**ANÁLISIS DEL MATERIAL:**
A: Transcriba literalmente el fragmento de la reflexión sobre irse lejos que comienza en "12 de mayo de" y termina en "y hacerse grande.".
B: Prosiga la reflexión sobre dejar atrás lo conocido a partir de su última oración.
===== TEXTO DE LECTURA =====
12 de mayo de 2014

One Day

Marzo:
Y un día supe que todo había valido la pena, extrañar, irme lejos, alejarme de todo lo que conocí en mi vida para conseguir lo que quiero. Es difícil, sé que puede ser peor, conocer la sensación de ausencia y ahogo que te provoca no tener un lugar seguro o algo conocido cerca, simplemente entender que es todo nuevo y no hay una mejor manera de afrontarlo que haciéndolo, sin pensar en lo que dejas atrás pero sin olvidarlo porque eso te hace la persona que sos  y la que podes ser. Los límites te los pone tu cabeza ¿Hasta dónde me puedo permitir llegar hoy? Y son esos los sueños y las formas de vivirlos, las formas de crecer y hacerse grande.
===== INFORMACIÓN PRESENTADA =====
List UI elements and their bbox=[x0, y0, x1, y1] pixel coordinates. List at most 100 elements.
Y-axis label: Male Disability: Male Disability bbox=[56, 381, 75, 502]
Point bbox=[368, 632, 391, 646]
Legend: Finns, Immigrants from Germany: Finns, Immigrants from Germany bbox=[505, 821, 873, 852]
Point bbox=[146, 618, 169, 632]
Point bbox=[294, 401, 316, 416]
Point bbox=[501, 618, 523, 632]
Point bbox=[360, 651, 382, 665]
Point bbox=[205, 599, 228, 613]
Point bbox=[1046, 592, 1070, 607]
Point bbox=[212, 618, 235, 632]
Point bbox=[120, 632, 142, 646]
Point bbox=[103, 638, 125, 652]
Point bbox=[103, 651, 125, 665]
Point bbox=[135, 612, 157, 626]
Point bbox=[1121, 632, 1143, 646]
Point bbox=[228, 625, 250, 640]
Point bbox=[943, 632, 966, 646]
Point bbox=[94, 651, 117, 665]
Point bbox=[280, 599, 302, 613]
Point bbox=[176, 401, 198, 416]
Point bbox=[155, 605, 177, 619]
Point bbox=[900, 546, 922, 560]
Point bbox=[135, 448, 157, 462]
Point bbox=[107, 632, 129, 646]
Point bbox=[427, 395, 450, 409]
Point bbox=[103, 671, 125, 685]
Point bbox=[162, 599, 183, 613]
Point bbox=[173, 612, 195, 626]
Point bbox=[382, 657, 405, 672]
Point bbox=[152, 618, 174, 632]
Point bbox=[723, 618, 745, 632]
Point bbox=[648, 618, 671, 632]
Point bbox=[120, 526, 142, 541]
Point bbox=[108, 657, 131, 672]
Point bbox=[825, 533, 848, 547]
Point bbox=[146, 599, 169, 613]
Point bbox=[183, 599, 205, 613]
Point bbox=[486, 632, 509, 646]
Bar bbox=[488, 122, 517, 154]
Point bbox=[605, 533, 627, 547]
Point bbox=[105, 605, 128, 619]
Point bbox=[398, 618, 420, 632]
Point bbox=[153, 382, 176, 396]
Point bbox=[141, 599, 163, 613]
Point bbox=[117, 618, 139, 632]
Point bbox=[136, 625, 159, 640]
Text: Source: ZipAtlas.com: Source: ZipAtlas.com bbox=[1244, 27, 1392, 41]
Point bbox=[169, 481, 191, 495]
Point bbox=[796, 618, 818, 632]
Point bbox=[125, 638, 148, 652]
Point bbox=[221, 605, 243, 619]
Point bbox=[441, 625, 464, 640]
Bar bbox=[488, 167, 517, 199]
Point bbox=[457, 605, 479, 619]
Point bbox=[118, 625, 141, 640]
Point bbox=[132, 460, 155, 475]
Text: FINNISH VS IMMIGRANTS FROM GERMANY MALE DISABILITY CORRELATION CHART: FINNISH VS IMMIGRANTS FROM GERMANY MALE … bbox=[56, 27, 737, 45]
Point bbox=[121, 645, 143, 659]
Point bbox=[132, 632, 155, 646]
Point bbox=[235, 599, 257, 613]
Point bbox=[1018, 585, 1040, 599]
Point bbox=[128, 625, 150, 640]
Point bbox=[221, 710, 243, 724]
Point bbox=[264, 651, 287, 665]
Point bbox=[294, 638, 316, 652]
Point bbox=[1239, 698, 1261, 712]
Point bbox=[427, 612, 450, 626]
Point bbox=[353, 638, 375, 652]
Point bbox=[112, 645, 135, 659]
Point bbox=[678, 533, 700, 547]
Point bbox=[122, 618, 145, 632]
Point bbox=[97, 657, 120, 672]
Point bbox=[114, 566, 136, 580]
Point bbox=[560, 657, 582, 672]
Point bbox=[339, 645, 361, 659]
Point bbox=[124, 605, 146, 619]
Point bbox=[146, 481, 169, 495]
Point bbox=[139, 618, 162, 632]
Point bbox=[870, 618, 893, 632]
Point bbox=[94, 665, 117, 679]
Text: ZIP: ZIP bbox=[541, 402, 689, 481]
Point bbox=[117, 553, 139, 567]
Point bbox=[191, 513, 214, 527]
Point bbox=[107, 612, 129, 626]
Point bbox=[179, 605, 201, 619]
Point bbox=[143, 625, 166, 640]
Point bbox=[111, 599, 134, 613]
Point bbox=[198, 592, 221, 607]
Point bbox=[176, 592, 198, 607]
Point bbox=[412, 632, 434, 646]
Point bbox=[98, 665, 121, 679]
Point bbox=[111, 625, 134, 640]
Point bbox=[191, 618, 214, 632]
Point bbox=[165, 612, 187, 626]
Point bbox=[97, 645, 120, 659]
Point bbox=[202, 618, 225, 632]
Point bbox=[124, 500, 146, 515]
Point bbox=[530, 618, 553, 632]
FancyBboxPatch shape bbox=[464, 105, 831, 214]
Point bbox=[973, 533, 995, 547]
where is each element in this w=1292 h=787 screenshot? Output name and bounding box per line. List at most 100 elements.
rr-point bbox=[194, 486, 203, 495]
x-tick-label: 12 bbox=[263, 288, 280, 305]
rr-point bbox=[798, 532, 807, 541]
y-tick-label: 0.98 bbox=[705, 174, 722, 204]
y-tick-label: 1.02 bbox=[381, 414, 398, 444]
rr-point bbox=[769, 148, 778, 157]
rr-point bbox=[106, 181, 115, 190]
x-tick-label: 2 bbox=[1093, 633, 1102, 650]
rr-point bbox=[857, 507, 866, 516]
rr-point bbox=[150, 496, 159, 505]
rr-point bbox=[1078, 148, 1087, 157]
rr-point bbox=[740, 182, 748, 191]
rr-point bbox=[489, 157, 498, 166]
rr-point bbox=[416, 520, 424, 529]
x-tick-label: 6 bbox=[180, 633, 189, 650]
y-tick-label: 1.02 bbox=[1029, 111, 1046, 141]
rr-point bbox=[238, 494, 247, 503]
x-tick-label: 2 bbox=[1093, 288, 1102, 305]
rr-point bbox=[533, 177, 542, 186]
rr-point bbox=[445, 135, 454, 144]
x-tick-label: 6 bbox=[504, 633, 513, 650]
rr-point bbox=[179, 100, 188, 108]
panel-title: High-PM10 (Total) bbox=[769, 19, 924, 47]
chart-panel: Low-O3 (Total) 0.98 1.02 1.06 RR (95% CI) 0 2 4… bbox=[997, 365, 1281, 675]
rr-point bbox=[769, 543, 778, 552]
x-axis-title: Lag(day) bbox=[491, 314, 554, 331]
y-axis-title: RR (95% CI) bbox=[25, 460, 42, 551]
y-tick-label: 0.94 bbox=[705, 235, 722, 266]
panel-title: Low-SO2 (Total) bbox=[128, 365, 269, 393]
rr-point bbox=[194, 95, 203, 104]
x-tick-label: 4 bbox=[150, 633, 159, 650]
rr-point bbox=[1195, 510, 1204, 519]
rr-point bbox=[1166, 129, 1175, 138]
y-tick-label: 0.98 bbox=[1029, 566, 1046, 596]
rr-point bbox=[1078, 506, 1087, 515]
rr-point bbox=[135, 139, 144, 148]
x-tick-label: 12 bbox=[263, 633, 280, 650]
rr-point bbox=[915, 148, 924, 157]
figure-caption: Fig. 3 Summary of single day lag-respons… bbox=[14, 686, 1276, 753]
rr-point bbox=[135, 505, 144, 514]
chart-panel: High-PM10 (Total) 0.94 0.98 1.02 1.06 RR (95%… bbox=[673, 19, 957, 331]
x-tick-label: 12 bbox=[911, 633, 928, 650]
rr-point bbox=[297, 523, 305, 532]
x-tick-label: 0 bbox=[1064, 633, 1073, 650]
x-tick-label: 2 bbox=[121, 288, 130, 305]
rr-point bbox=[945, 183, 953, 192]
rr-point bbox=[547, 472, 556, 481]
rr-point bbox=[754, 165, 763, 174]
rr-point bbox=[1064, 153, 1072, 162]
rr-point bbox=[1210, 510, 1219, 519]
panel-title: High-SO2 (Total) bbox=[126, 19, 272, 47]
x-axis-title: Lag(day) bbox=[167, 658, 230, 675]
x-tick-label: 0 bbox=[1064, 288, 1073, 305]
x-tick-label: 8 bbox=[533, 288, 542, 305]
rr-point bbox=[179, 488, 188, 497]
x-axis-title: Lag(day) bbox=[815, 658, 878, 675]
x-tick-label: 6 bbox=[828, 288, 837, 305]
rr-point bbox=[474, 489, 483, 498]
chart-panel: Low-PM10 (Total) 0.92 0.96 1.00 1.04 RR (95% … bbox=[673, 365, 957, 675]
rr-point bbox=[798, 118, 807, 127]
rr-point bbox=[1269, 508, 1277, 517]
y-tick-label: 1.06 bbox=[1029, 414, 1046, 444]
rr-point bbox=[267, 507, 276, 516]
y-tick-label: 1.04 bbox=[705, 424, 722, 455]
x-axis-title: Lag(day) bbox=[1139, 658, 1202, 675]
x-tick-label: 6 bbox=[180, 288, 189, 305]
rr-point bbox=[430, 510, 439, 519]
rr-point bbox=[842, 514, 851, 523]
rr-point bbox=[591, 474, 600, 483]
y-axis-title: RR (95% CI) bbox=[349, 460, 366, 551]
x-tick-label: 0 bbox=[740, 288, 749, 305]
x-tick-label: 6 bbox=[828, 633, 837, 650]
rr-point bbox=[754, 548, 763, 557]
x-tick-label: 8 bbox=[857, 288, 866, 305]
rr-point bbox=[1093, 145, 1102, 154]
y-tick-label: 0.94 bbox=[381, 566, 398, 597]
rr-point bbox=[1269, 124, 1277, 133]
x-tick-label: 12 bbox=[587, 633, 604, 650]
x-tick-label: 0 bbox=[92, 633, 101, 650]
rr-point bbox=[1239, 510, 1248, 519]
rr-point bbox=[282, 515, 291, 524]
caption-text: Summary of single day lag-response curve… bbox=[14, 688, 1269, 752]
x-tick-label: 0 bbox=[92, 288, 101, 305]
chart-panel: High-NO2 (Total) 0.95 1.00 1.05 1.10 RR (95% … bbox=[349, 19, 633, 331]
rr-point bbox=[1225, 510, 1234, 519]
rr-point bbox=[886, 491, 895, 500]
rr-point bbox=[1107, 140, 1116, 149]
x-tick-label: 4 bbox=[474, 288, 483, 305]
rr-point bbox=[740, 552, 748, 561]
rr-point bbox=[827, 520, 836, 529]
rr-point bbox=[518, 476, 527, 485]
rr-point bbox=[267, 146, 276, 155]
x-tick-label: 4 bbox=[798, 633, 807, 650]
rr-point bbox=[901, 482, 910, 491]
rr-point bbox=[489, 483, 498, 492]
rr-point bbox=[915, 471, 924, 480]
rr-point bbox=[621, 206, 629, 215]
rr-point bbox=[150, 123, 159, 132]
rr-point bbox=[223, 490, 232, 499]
=====
**RELACIÓN DE RESPUESTAS:**
A:
12 de mayo de 2014

One Day

Marzo:
Y un día supe que todo había valido la pena, extrañar, irme lejos, alejarme de todo lo que conocí en mi vida para conseguir lo que quiero. Es difícil, sé que puede ser peor, conocer la sensación de ausencia y ahogo que te provoca no tener un lugar seguro o algo conocido cerca, simplemente entender que es todo nuevo y no hay una mejor manera de afrontarlo que haciéndolo, sin pensar en lo que dejas atrás pero sin olvidarlo porque eso te hace la persona que sos  y la que podes ser. Los límites te los pone tu cabeza ¿Hasta dónde me puedo permitir llegar hoy? Y son esos los sueños y las formas de vivirlos, las formas de crecer y hacerse grande.

B:
Mayo:
Y un día supe que por más irreconciliables que pueden ser algunas cosas, siempre hay un lugar donde uno puede refugiarse, siempre hay una sonrisa detrás de alguna puerta esperando que golpeemos, siempre hay una lágrima ajena oculta que quiere sumarse a una lágrima propia oculta, siempre hay un después. Y es ese después, ese encuentro con lo que una anhela e incluso con aquello que una nunca supo que iba a necesitar. Porque si la paciencia es un don, la espera es la condena, y la recompensa es lo que uno menos espera. No me quiero poner metafísica pero sé que no conocer el camino solamente lleva a conocer lugares nuevos, y que eso puede incluso ser más fuerte que lo que te motivaba antes, cuando recién empezabas. Y hoy convertís el odio en pan para poder cargar energías y seguir. Y no hay ningún Dios o entidad milagrosa que te venga a salvar, las bases firmes, el pelo atado y los guantes puestos que la lucha recién comienza y si vos no apostas por vos misma, nadie más puede hacerlo.